(ABOUT THIS EXERCISE) The records that follow should be retyped word for word.

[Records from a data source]
++++++++++++++++++++

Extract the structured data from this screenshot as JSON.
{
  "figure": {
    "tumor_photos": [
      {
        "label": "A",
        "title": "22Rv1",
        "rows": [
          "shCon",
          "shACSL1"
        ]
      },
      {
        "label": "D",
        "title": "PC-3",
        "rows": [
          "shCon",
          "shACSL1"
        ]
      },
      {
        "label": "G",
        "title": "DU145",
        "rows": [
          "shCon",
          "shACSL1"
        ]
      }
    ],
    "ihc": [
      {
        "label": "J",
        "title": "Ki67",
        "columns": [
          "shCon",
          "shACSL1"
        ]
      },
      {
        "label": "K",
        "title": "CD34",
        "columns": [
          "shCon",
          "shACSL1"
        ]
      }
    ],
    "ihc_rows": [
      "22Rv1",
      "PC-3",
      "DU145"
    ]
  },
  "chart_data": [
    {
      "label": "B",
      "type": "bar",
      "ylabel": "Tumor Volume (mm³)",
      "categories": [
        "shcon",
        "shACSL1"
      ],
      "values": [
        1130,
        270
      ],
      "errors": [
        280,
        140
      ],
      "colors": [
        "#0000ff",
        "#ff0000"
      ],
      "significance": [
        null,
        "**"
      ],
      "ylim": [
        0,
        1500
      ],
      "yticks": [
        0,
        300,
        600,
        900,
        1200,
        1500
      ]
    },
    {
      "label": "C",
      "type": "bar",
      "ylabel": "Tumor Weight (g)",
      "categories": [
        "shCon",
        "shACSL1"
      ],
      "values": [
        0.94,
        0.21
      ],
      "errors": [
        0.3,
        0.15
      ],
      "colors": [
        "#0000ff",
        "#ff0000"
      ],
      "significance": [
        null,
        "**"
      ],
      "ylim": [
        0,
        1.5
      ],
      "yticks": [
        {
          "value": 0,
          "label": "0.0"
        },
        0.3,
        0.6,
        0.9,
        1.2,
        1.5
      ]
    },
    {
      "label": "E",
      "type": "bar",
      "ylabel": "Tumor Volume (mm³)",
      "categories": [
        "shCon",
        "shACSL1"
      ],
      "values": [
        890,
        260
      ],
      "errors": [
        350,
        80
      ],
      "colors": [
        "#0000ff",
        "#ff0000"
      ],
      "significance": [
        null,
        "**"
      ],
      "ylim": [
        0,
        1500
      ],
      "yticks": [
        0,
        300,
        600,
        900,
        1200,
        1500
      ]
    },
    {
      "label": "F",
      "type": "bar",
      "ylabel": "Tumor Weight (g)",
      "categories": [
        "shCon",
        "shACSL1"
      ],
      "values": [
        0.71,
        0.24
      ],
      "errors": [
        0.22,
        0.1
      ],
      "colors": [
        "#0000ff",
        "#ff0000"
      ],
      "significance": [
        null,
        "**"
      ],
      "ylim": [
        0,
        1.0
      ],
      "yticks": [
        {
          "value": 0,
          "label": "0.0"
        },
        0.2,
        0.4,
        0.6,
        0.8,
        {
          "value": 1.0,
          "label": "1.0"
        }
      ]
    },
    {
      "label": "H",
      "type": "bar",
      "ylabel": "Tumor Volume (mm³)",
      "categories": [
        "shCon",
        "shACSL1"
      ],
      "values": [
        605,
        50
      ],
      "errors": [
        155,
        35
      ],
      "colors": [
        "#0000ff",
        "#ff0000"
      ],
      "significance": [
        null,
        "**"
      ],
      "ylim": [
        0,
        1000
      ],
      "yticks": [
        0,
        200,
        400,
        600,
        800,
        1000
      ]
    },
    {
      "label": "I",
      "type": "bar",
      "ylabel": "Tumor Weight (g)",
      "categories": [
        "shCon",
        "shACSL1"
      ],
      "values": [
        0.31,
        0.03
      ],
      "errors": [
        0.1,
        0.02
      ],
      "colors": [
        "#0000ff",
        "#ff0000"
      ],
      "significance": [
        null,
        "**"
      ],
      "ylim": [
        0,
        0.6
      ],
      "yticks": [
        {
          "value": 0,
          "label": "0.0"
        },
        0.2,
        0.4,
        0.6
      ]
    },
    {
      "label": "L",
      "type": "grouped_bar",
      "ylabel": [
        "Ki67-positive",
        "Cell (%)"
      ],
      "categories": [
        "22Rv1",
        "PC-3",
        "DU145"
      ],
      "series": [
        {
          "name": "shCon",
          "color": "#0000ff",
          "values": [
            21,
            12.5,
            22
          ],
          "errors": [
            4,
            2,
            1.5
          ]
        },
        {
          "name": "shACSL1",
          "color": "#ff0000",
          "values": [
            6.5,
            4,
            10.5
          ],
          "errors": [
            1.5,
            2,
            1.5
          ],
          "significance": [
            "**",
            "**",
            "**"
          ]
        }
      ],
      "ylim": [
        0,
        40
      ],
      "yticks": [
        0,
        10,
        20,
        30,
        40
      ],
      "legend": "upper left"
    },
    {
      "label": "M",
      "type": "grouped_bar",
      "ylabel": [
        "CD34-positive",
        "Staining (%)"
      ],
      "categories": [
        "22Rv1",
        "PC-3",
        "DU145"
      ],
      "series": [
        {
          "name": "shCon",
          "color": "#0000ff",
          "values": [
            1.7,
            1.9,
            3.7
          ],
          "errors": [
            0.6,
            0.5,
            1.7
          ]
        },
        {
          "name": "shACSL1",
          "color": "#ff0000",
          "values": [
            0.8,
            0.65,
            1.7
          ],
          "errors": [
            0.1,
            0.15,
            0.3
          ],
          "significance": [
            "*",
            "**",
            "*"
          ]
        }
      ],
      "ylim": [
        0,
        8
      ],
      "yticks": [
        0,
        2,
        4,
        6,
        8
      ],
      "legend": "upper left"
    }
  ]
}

++++++++++++++++++++

(ANSWER FOR THE TASK)
Extract the structured data from this screenshot as JSON.
{
  "figure": {
    "tumor_photos": [
      {
        "label": "A",
        "title": "22Rv1",
        "rows": [
          "shCon",
          "shACSL1"
        ]
      },
      {
        "label": "D",
        "title": "PC-3",
        "rows": [
          "shCon",
          "shACSL1"
        ]
      },
      {
        "label": "G",
        "title": "DU145",
        "rows": [
          "shCon",
          "shACSL1"
        ]
      }
    ],
    "ihc": [
      {
        "label": "J",
        "title": "Ki67",
        "columns": [
          "shCon",
          "shACSL1"
        ]
      },
      {
        "label": "K",
        "title": "CD34",
        "columns": [
          "shCon",
          "shACSL1"
        ]
      }
    ],
    "ihc_rows": [
      "22Rv1",
      "PC-3",
      "DU145"
    ]
  },
  "chart_data": [
    {
      "label": "B",
      "type": "bar",
      "ylabel": "Tumor Volume (mm³)",
      "categories": [
        "shcon",
        "shACSL1"
      ],
      "values": [
        1130,
        270
      ],
      "errors": [
        280,
        140
      ],
      "colors": [
        "#0000ff",
        "#ff0000"
      ],
      "significance": [
        null,
        "**"
      ],
      "ylim": [
        0,
        1500
      ],
      "yticks": [
        0,
        300,
        600,
        900,
        1200,
        1500
      ]
    },
    {
      "label": "C",
      "type": "bar",
      "ylabel": "Tumor Weight (g)",
      "categories": [
        "shCon",
        "shACSL1"
      ],
      "values": [
        0.94,
        0.21
      ],
      "errors": [
        0.3,
        0.15
      ],
      "colors": [
        "#0000ff",
        "#ff0000"
      ],
      "significance": [
        null,
        "**"
      ],
      "ylim": [
        0,
        1.5
      ],
      "yticks": [
        {
          "value": 0,
          "label": "0.0"
        },
        0.3,
        0.6,
        0.9,
        1.2,
        1.5
      ]
    },
    {
      "label": "E",
      "type": "bar",
      "ylabel": "Tumor Volume (mm³)",
      "categories": [
        "shCon",
        "shACSL1"
      ],
      "values": [
        890,
        260
      ],
      "errors": [
        350,
        80
      ],
      "colors": [
        "#0000ff",
        "#ff0000"
      ],
      "significance": [
        null,
        "**"
      ],
      "ylim": [
        0,
        1500
      ],
      "yticks": [
        0,
        300,
        600,
        900,
        1200,
        1500
      ]
    },
    {
      "label": "F",
      "type": "bar",
      "ylabel": "Tumor Weight (g)",
      "categories": [
        "shCon",
        "shACSL1"
      ],
      "values": [
        0.71,
        0.24
      ],
      "errors": [
        0.22,
        0.1
      ],
      "colors": [
        "#0000ff",
        "#ff0000"
      ],
      "significance": [
        null,
        "**"
      ],
      "ylim": [
        0,
        1.0
      ],
      "yticks": [
        {
          "value": 0,
          "label": "0.0"
        },
        0.2,
        0.4,
        0.6,
        0.8,
        {
          "value": 1.0,
          "label": "1.0"
        }
      ]
    },
    {
      "label": "H",
      "type": "bar",
      "ylabel": "Tumor Volume (mm³)",
      "categories": [
        "shCon",
        "shACSL1"
      ],
      "values": [
        605,
        50
      ],
      "errors": [
        155,
        35
      ],
      "colors": [
        "#0000ff",
        "#ff0000"
      ],
      "significance": [
        null,
        "**"
      ],
      "ylim": [
        0,
        1000
      ],
      "yticks": [
        0,
        200,
        400,
        600,
        800,
        1000
      ]
    },
    {
      "label": "I",
      "type": "bar",
      "ylabel": "Tumor Weight (g)",
      "categories": [
        "shCon",
        "shACSL1"
      ],
      "values": [
        0.31,
        0.03
      ],
      "errors": [
        0.1,
        0.02
      ],
      "colors": [
        "#0000ff",
        "#ff0000"
      ],
      "significance": [
        null,
        "**"
      ],
      "ylim": [
        0,
        0.6
      ],
      "yticks": [
        {
          "value": 0,
          "label": "0.0"
        },
        0.2,
        0.4,
        0.6
      ]
    },
    {
      "label": "L",
      "type": "grouped_bar",
      "ylabel": [
        "Ki67-positive",
        "Cell (%)"
      ],
      "categories": [
        "22Rv1",
        "PC-3",
        "DU145"
      ],
      "series": [
        {
          "name": "shCon",
          "color": "#0000ff",
          "values": [
            21,
            12.5,
            22
          ],
          "errors": [
            4,
            2,
            1.5
          ]
        },
        {
          "name": "shACSL1",
          "color": "#ff0000",
          "values": [
            6.5,
            4,
            10.5
          ],
          "errors": [
            1.5,
            2,
            1.5
          ],
          "significance": [
            "**",
            "**",
            "**"
          ]
        }
      ],
      "ylim": [
        0,
        40
      ],
      "yticks": [
        0,
        10,
        20,
        30,
        40
      ],
      "legend": "upper left"
    },
    {
      "label": "M",
      "type": "grouped_bar",
      "ylabel": [
        "CD34-positive",
        "Staining (%)"
      ],
      "categories": [
        "22Rv1",
        "PC-3",
        "DU145"
      ],
      "series": [
        {
          "name": "shCon",
          "color": "#0000ff",
          "values": [
            1.7,
            1.9,
            3.7
          ],
          "errors": [
            0.6,
            0.5,
            1.7
          ]
        },
        {
          "name": "shACSL1",
          "color": "#ff0000",
          "values": [
            0.8,
            0.65,
            1.7
          ],
          "errors": [
            0.1,
            0.15,
            0.3
          ],
          "significance": [
            "*",
            "**",
            "*"
          ]
        }
      ],
      "ylim": [
        0,
        8
      ],
      "yticks": [
        0,
        2,
        4,
        6,
        8
      ],
      "legend": "upper left"
    }
  ]
}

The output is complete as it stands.